**Material supplied**

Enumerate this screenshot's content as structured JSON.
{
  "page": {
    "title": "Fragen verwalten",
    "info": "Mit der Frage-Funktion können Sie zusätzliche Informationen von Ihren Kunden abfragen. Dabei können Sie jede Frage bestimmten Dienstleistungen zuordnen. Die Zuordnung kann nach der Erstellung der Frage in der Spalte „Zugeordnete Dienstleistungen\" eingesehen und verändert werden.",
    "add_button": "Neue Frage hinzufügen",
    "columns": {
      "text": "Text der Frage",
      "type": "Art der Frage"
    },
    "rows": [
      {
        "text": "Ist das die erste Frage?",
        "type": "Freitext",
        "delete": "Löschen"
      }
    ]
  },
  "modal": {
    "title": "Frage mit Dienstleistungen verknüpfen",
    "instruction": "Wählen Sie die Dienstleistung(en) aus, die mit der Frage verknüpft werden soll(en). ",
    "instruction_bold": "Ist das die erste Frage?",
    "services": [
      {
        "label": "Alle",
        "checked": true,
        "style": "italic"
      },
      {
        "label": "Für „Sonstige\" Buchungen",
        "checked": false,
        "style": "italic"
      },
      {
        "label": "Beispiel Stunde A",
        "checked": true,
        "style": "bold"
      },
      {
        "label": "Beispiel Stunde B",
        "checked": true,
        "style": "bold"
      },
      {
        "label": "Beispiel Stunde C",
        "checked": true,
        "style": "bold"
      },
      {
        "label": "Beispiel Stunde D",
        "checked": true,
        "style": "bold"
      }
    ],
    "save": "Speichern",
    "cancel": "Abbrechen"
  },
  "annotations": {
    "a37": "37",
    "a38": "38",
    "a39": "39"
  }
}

**Instructions for the task**
From the records above, pull out every line containing the word "label".

**Reply to the task**
        "label": "Alle",
        "label": "Für „Sonstige\" Buchungen",
        "label": "Beispiel Stunde A",
        "label": "Beispiel Stunde B",
        "label": "Beispiel Stunde C",
        "label": "Beispiel Stunde D",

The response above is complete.